Data records:
<<<<

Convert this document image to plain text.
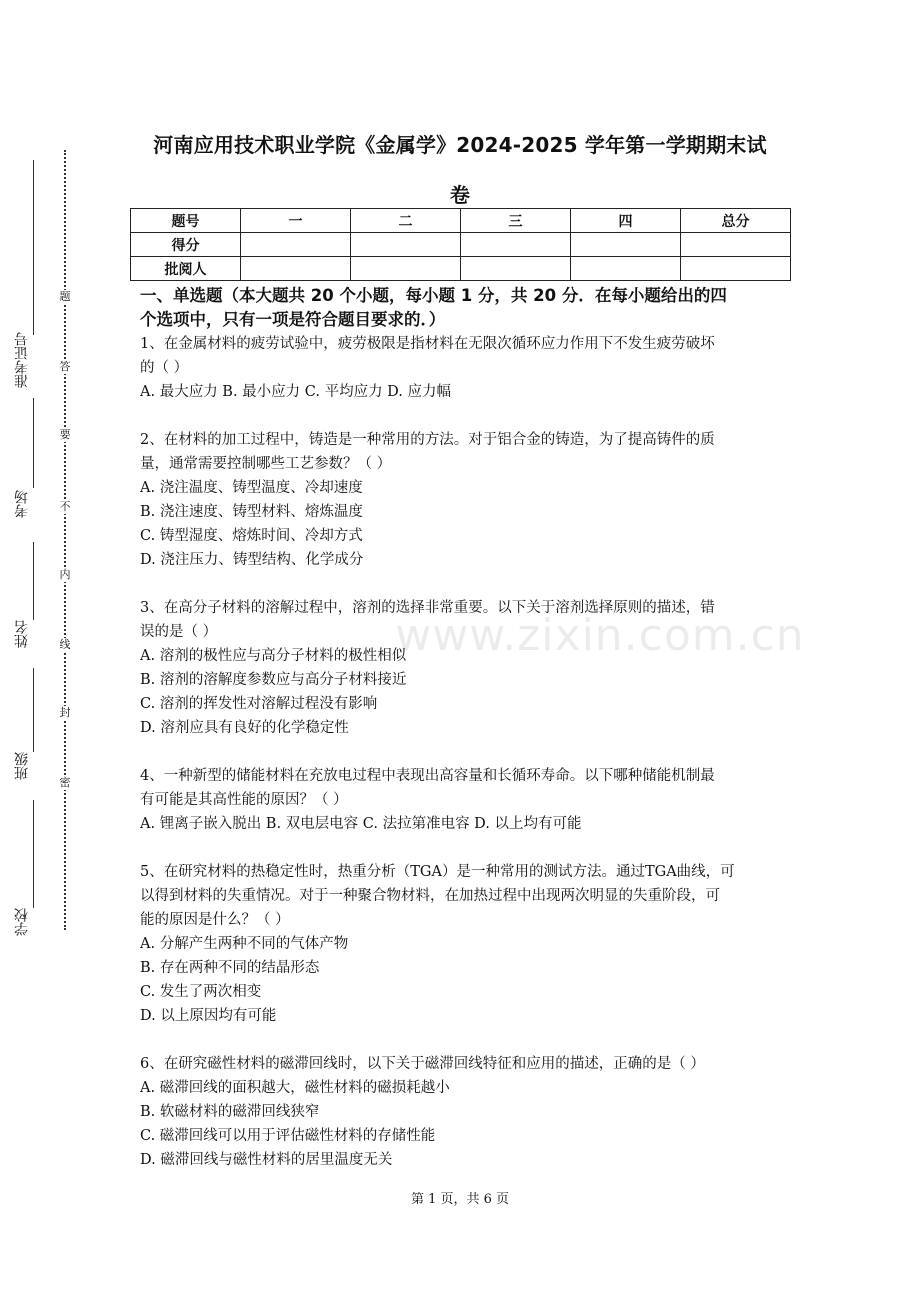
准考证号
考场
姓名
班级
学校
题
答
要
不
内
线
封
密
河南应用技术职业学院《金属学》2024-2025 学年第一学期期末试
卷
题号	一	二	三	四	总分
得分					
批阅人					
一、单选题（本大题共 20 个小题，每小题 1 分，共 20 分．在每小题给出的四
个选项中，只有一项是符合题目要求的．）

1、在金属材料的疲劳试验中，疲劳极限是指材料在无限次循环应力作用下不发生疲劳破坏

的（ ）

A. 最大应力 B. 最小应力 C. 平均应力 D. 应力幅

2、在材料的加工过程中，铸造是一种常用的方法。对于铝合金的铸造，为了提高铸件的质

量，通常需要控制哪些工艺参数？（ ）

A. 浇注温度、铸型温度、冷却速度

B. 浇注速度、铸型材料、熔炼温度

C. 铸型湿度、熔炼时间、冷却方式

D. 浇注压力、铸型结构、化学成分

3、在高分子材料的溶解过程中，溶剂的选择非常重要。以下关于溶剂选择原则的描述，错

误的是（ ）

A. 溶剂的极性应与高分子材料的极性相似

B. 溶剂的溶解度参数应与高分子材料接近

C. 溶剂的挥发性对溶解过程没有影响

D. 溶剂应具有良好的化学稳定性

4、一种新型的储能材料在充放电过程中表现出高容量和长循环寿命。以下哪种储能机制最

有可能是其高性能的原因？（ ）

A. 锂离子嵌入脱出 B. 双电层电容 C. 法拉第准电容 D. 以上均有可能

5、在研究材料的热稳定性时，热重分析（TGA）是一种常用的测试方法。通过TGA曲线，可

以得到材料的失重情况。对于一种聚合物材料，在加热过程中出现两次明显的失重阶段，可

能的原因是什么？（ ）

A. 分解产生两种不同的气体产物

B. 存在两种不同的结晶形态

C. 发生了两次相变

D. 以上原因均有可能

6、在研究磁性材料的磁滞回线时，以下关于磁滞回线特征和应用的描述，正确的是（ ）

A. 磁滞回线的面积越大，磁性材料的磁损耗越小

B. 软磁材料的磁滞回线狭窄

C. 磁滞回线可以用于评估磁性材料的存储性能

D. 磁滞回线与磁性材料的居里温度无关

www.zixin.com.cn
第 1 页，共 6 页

>>>>
<<<<

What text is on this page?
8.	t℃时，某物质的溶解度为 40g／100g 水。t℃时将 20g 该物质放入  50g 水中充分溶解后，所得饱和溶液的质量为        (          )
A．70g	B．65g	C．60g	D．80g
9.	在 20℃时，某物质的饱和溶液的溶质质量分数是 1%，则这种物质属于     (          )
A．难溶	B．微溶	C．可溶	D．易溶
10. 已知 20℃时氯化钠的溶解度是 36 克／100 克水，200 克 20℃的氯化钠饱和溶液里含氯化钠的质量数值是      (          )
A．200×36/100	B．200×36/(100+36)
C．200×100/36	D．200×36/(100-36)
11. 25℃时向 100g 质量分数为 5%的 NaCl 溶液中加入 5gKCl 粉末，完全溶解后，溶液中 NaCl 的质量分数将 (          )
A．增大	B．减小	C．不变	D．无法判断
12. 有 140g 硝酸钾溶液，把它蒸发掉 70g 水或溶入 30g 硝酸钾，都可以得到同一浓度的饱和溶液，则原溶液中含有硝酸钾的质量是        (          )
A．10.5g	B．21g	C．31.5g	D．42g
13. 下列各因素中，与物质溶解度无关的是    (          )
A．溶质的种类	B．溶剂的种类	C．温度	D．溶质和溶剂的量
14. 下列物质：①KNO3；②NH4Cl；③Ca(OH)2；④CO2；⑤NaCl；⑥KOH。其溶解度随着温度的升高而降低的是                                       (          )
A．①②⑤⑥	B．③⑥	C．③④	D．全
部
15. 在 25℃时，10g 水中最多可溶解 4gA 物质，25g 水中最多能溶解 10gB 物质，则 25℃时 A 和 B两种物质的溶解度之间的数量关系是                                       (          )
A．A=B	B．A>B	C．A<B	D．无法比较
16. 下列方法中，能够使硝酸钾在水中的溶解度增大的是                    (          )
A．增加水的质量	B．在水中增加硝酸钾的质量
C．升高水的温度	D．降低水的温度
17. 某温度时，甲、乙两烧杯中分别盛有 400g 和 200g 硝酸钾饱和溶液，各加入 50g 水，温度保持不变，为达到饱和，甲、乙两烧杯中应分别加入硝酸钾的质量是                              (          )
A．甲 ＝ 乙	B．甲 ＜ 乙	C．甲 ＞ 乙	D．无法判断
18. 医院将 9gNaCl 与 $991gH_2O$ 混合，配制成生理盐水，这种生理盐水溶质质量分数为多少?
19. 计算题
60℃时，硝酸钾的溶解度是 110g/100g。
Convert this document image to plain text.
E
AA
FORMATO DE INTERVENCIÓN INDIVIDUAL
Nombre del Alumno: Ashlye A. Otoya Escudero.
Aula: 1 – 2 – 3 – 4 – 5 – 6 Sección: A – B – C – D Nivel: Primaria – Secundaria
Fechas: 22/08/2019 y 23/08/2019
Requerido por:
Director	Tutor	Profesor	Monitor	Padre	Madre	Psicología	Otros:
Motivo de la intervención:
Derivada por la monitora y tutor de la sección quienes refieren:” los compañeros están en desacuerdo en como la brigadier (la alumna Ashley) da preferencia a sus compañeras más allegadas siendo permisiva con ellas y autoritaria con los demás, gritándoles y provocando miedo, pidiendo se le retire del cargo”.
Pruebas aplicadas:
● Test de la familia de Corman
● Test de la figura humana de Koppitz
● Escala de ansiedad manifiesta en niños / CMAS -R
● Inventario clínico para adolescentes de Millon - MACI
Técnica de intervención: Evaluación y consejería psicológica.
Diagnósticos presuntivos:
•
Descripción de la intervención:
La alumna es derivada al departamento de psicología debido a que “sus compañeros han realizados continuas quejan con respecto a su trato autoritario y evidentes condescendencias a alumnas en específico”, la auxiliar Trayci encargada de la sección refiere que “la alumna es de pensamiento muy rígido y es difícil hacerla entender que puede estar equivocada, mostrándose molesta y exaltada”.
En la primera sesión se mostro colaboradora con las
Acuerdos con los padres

>>>>

TASK TO COMPLETE: Report how many lines of the listing hold the string "compañeros", giving only the number.

OUTPUT OF THE TASK: 2